ROWS
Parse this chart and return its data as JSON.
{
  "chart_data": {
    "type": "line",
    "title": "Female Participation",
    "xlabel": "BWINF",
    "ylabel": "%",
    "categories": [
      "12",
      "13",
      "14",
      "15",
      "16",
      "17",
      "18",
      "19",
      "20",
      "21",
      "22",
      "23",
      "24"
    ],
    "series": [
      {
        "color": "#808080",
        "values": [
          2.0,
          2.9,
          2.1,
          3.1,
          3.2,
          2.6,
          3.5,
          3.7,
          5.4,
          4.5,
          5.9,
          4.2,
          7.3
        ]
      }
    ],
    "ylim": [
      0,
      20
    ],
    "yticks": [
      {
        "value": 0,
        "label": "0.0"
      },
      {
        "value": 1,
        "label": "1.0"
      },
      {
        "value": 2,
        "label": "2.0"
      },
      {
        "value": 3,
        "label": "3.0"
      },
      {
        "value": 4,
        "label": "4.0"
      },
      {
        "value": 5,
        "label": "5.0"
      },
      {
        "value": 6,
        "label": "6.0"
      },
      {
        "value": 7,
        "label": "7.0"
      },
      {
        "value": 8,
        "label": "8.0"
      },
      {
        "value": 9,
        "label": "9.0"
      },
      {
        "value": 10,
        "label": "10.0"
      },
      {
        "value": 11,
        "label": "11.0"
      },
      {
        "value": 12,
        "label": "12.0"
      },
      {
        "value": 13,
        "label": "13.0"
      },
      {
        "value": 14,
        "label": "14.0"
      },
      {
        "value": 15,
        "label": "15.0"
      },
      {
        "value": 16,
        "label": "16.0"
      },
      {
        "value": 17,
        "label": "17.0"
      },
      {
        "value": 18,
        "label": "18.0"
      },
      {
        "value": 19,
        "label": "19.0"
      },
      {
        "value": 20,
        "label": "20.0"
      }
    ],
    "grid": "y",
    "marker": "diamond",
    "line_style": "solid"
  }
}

EXERCISE AIM
Set down all of the records shown above once more, exactly.

SOLVED PROBLEM
Parse this chart and return its data as JSON.
{
  "chart_data": {
    "type": "line",
    "title": "Female Participation",
    "xlabel": "BWINF",
    "ylabel": "%",
    "categories": [
      "12",
      "13",
      "14",
      "15",
      "16",
      "17",
      "18",
      "19",
      "20",
      "21",
      "22",
      "23",
      "24"
    ],
    "series": [
      {
        "color": "#808080",
        "values": [
          2.0,
          2.9,
          2.1,
          3.1,
          3.2,
          2.6,
          3.5,
          3.7,
          5.4,
          4.5,
          5.9,
          4.2,
          7.3
        ]
      }
    ],
    "ylim": [
      0,
      20
    ],
    "yticks": [
      {
        "value": 0,
        "label": "0.0"
      },
      {
        "value": 1,
        "label": "1.0"
      },
      {
        "value": 2,
        "label": "2.0"
      },
      {
        "value": 3,
        "label": "3.0"
      },
      {
        "value": 4,
        "label": "4.0"
      },
      {
        "value": 5,
        "label": "5.0"
      },
      {
        "value": 6,
        "label": "6.0"
      },
      {
        "value": 7,
        "label": "7.0"
      },
      {
        "value": 8,
        "label": "8.0"
      },
      {
        "value": 9,
        "label": "9.0"
      },
      {
        "value": 10,
        "label": "10.0"
      },
      {
        "value": 11,
        "label": "11.0"
      },
      {
        "value": 12,
        "label": "12.0"
      },
      {
        "value": 13,
        "label": "13.0"
      },
      {
        "value": 14,
        "label": "14.0"
      },
      {
        "value": 15,
        "label": "15.0"
      },
      {
        "value": 16,
        "label": "16.0"
      },
      {
        "value": 17,
        "label": "17.0"
      },
      {
        "value": 18,
        "label": "18.0"
      },
      {
        "value": 19,
        "label": "19.0"
      },
      {
        "value": 20,
        "label": "20.0"
      }
    ],
    "grid": "y",
    "marker": "diamond",
    "line_style": "solid"
  }
}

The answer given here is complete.